### YOUR TASK
Go through the material and write it all out exactly, minus the pictures.

-------- RAW DATA

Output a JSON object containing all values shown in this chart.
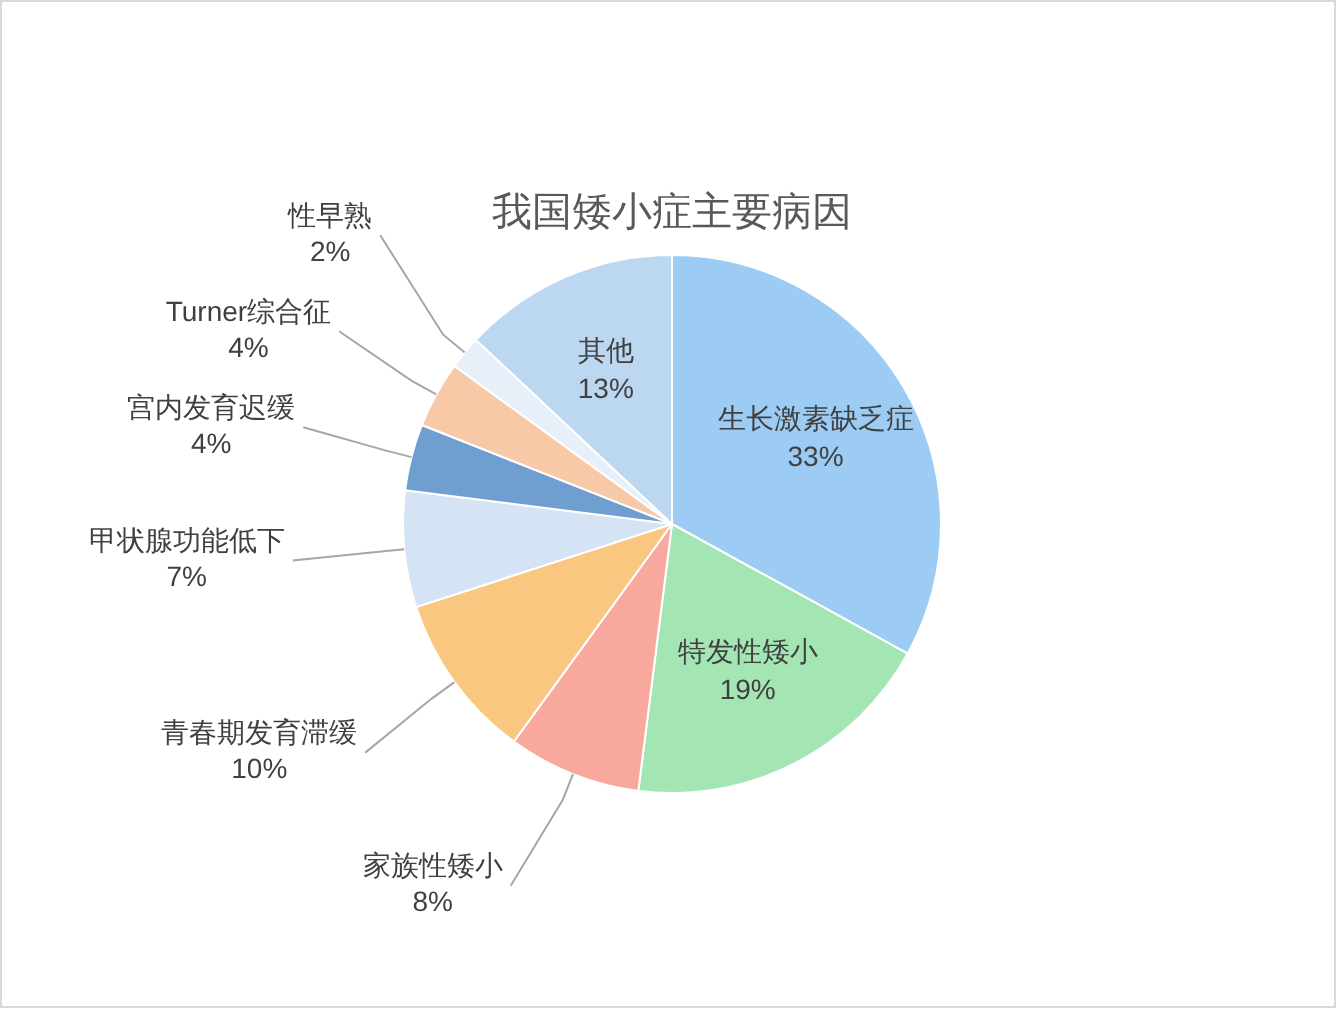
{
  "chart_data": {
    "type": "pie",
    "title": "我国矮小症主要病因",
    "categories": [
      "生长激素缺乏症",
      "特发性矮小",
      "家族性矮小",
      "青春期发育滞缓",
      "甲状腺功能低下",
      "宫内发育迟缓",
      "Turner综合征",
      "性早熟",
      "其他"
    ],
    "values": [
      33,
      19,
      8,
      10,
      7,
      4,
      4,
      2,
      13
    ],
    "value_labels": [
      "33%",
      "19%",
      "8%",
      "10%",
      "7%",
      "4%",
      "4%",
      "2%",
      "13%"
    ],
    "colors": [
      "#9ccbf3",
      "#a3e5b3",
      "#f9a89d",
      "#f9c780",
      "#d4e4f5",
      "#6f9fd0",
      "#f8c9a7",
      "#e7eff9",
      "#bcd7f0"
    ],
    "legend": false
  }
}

----------------

### REPLY TO THE EXERCISE
Output a JSON object containing all values shown in this chart.
{
  "chart_data": {
    "type": "pie",
    "title": "我国矮小症主要病因",
    "categories": [
      "生长激素缺乏症",
      "特发性矮小",
      "家族性矮小",
      "青春期发育滞缓",
      "甲状腺功能低下",
      "宫内发育迟缓",
      "Turner综合征",
      "性早熟",
      "其他"
    ],
    "values": [
      33,
      19,
      8,
      10,
      7,
      4,
      4,
      2,
      13
    ],
    "value_labels": [
      "33%",
      "19%",
      "8%",
      "10%",
      "7%",
      "4%",
      "4%",
      "2%",
      "13%"
    ],
    "colors": [
      "#9ccbf3",
      "#a3e5b3",
      "#f9a89d",
      "#f9c780",
      "#d4e4f5",
      "#6f9fd0",
      "#f8c9a7",
      "#e7eff9",
      "#bcd7f0"
    ],
    "legend": false
  }
}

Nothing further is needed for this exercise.